— Begin Data entries —

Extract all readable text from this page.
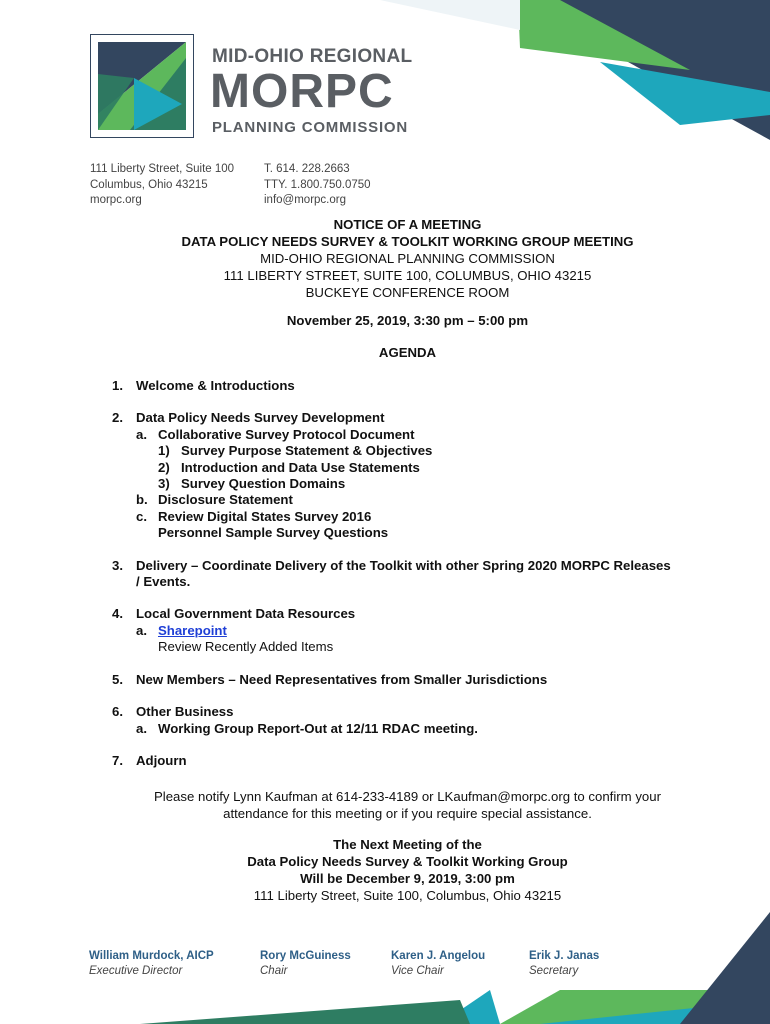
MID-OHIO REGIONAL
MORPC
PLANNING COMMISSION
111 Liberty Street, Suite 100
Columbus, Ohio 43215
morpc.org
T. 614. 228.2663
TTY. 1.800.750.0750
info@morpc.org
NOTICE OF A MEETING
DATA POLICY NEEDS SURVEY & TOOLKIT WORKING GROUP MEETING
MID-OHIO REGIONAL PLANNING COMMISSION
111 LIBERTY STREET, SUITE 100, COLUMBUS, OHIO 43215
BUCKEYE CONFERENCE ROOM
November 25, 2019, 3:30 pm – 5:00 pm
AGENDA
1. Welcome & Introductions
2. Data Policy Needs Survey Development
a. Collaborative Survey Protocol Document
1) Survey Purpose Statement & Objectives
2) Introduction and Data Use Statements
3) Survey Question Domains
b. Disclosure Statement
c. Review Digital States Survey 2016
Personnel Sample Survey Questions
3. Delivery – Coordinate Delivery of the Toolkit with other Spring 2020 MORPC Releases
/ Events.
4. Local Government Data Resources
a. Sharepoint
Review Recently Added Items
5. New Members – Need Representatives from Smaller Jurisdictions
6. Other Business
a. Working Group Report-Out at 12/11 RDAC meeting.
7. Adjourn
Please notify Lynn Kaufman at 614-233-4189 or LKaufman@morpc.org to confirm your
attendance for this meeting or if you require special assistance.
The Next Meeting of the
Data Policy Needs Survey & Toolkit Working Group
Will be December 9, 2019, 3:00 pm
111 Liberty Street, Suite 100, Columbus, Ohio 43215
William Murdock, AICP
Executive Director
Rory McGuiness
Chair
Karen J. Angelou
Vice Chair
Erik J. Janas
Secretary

— End Data entries —
— Begin Data entries —

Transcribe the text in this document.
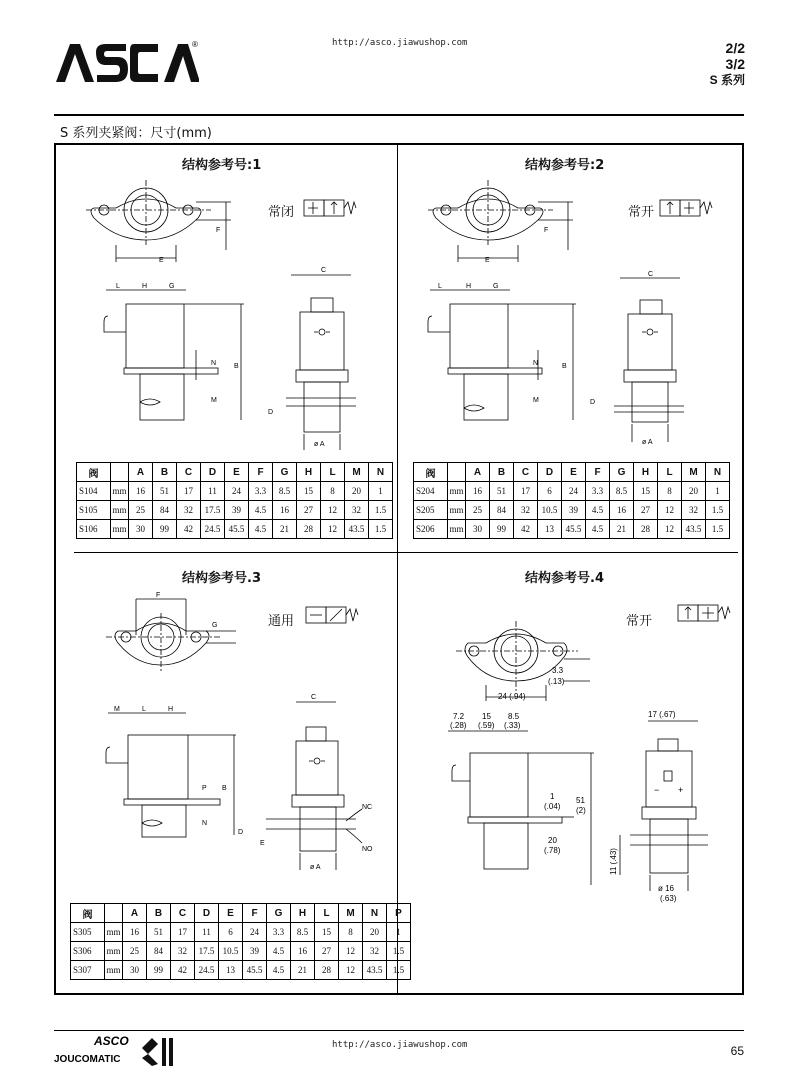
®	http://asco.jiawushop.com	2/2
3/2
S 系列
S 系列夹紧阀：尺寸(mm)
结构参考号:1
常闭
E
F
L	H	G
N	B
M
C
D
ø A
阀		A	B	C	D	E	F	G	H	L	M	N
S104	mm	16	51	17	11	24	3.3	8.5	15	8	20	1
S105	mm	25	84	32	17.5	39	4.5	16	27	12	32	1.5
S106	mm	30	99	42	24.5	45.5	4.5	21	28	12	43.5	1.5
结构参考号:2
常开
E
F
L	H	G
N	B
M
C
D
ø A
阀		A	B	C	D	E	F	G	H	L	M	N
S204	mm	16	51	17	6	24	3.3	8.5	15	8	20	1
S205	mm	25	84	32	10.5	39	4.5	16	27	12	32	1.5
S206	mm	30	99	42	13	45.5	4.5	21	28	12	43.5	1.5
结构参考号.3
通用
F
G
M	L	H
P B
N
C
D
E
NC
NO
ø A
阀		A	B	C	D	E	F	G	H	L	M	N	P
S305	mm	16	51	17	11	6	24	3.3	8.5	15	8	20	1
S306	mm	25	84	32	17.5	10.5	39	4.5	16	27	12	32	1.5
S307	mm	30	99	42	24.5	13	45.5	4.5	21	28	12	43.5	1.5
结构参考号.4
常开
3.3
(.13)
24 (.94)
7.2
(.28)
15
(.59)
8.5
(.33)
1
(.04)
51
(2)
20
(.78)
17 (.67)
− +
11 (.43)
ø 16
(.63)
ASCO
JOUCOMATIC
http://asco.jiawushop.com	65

— End Data entries —
— Begin Data entries —

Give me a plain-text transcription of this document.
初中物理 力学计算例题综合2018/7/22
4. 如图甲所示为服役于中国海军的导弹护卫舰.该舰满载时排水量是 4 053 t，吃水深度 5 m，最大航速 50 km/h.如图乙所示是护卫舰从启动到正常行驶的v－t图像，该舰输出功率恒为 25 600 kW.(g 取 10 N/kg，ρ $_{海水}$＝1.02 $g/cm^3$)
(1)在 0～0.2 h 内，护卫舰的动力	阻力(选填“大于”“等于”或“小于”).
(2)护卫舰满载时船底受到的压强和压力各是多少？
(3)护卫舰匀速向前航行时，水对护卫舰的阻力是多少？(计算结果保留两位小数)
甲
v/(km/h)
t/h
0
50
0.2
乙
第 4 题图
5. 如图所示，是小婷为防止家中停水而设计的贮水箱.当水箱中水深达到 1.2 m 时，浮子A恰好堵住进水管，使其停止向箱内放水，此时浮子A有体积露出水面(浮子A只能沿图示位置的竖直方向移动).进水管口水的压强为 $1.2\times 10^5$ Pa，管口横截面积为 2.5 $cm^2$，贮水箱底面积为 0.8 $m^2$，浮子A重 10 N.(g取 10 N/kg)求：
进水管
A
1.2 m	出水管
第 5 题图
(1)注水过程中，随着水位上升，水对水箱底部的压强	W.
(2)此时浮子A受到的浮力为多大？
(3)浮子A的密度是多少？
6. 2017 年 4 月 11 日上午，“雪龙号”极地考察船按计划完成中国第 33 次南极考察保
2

— End Data entries —

_Given instruction_:
Extract all lines from the data in which "text" is found.

_Solution for this task_:
Extract all readable text from this page.
Transcribe the text in this document.
Give me a plain-text transcription of this document.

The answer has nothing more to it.